◆ Records excerpted from a collection ◆
-- begin --
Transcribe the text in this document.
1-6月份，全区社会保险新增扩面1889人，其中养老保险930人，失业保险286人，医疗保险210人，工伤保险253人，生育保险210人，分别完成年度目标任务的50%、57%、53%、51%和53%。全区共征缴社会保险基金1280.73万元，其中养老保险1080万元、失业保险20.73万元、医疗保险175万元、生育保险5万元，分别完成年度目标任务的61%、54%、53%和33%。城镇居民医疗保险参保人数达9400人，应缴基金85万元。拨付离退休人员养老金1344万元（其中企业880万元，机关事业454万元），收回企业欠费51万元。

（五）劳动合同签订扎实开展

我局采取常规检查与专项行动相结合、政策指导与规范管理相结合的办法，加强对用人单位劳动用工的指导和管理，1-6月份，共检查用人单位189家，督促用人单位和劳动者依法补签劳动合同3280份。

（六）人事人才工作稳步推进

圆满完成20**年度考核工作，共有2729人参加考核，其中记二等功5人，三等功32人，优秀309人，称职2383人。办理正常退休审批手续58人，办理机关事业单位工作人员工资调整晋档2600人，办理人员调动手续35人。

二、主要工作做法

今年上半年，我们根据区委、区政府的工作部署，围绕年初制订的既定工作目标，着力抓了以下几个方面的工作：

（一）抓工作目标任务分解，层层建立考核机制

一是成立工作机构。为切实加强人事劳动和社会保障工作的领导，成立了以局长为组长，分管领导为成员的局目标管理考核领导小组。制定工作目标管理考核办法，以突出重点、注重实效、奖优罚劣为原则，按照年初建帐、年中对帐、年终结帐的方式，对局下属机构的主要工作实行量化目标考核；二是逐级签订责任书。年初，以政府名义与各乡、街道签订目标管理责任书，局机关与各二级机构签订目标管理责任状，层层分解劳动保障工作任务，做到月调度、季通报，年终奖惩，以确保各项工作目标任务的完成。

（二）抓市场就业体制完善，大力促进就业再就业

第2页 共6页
-- end --
◆ THE EXERCISE ◆
Set out the complete listing exactly as shown.

◆ EXPECTED ANSWER ◆
Transcribe the text in this document.
1-6月份，全区社会保险新增扩面1889人，其中养老保险930人，失业保险286人，医疗保险210人，工伤保险253人，生育保险210人，分别完成年度目标任务的50%、57%、53%、51%和53%。全区共征缴社会保险基金1280.73万元，其中养老保险1080万元、失业保险20.73万元、医疗保险175万元、生育保险5万元，分别完成年度目标任务的61%、54%、53%和33%。城镇居民医疗保险参保人数达9400人，应缴基金85万元。拨付离退休人员养老金1344万元（其中企业880万元，机关事业454万元），收回企业欠费51万元。

（五）劳动合同签订扎实开展

我局采取常规检查与专项行动相结合、政策指导与规范管理相结合的办法，加强对用人单位劳动用工的指导和管理，1-6月份，共检查用人单位189家，督促用人单位和劳动者依法补签劳动合同3280份。

（六）人事人才工作稳步推进

圆满完成20**年度考核工作，共有2729人参加考核，其中记二等功5人，三等功32人，优秀309人，称职2383人。办理正常退休审批手续58人，办理机关事业单位工作人员工资调整晋档2600人，办理人员调动手续35人。

二、主要工作做法

今年上半年，我们根据区委、区政府的工作部署，围绕年初制订的既定工作目标，着力抓了以下几个方面的工作：

（一）抓工作目标任务分解，层层建立考核机制

一是成立工作机构。为切实加强人事劳动和社会保障工作的领导，成立了以局长为组长，分管领导为成员的局目标管理考核领导小组。制定工作目标管理考核办法，以突出重点、注重实效、奖优罚劣为原则，按照年初建帐、年中对帐、年终结帐的方式，对局下属机构的主要工作实行量化目标考核；二是逐级签订责任书。年初，以政府名义与各乡、街道签订目标管理责任书，局机关与各二级机构签订目标管理责任状，层层分解劳动保障工作任务，做到月调度、季通报，年终奖惩，以确保各项工作目标任务的完成。

（二）抓市场就业体制完善，大力促进就业再就业

第2页 共6页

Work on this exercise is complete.